## START
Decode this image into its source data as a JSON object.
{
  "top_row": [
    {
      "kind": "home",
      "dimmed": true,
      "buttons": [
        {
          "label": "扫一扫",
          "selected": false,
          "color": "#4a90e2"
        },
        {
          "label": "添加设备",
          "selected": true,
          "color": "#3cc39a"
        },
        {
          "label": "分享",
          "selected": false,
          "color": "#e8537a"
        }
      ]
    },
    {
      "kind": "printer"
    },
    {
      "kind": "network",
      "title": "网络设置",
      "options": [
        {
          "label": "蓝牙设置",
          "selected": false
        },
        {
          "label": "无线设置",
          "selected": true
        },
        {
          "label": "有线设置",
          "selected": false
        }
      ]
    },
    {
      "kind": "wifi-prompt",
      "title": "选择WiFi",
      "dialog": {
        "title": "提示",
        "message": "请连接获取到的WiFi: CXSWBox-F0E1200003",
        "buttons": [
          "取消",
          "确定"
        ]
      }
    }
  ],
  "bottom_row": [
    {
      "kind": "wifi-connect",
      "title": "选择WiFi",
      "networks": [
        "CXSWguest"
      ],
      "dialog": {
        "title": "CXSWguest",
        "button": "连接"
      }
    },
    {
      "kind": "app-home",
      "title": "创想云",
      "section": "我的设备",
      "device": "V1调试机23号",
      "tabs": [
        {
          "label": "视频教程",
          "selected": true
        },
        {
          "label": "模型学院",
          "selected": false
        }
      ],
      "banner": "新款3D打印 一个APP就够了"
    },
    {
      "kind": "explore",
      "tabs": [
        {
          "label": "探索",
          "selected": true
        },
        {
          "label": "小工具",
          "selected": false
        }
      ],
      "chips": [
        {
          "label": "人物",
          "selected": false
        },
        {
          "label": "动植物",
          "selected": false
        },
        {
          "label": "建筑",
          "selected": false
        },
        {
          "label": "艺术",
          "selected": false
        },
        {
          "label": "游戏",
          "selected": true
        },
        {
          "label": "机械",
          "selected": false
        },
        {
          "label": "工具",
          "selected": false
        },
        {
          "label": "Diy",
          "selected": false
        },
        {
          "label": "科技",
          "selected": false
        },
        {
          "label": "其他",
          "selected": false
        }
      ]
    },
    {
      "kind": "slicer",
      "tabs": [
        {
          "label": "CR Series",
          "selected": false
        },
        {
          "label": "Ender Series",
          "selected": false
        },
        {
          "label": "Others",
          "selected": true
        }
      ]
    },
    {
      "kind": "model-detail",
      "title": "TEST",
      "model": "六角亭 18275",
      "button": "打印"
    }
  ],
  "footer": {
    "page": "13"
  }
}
## END
• **Job**
Write out the entries in full, exactly as given.

• **Task result**
Decode this image into its source data as a JSON object.
{
  "top_row": [
    {
      "kind": "home",
      "dimmed": true,
      "buttons": [
        {
          "label": "扫一扫",
          "selected": false,
          "color": "#4a90e2"
        },
        {
          "label": "添加设备",
          "selected": true,
          "color": "#3cc39a"
        },
        {
          "label": "分享",
          "selected": false,
          "color": "#e8537a"
        }
      ]
    },
    {
      "kind": "printer"
    },
    {
      "kind": "network",
      "title": "网络设置",
      "options": [
        {
          "label": "蓝牙设置",
          "selected": false
        },
        {
          "label": "无线设置",
          "selected": true
        },
        {
          "label": "有线设置",
          "selected": false
        }
      ]
    },
    {
      "kind": "wifi-prompt",
      "title": "选择WiFi",
      "dialog": {
        "title": "提示",
        "message": "请连接获取到的WiFi: CXSWBox-F0E1200003",
        "buttons": [
          "取消",
          "确定"
        ]
      }
    }
  ],
  "bottom_row": [
    {
      "kind": "wifi-connect",
      "title": "选择WiFi",
      "networks": [
        "CXSWguest"
      ],
      "dialog": {
        "title": "CXSWguest",
        "button": "连接"
      }
    },
    {
      "kind": "app-home",
      "title": "创想云",
      "section": "我的设备",
      "device": "V1调试机23号",
      "tabs": [
        {
          "label": "视频教程",
          "selected": true
        },
        {
          "label": "模型学院",
          "selected": false
        }
      ],
      "banner": "新款3D打印 一个APP就够了"
    },
    {
      "kind": "explore",
      "tabs": [
        {
          "label": "探索",
          "selected": true
        },
        {
          "label": "小工具",
          "selected": false
        }
      ],
      "chips": [
        {
          "label": "人物",
          "selected": false
        },
        {
          "label": "动植物",
          "selected": false
        },
        {
          "label": "建筑",
          "selected": false
        },
        {
          "label": "艺术",
          "selected": false
        },
        {
          "label": "游戏",
          "selected": true
        },
        {
          "label": "机械",
          "selected": false
        },
        {
          "label": "工具",
          "selected": false
        },
        {
          "label": "Diy",
          "selected": false
        },
        {
          "label": "科技",
          "selected": false
        },
        {
          "label": "其他",
          "selected": false
        }
      ]
    },
    {
      "kind": "slicer",
      "tabs": [
        {
          "label": "CR Series",
          "selected": false
        },
        {
          "label": "Ender Series",
          "selected": false
        },
        {
          "label": "Others",
          "selected": true
        }
      ]
    },
    {
      "kind": "model-detail",
      "title": "TEST",
      "model": "六角亭 18275",
      "button": "打印"
    }
  ],
  "footer": {
    "page": "13"
  }
}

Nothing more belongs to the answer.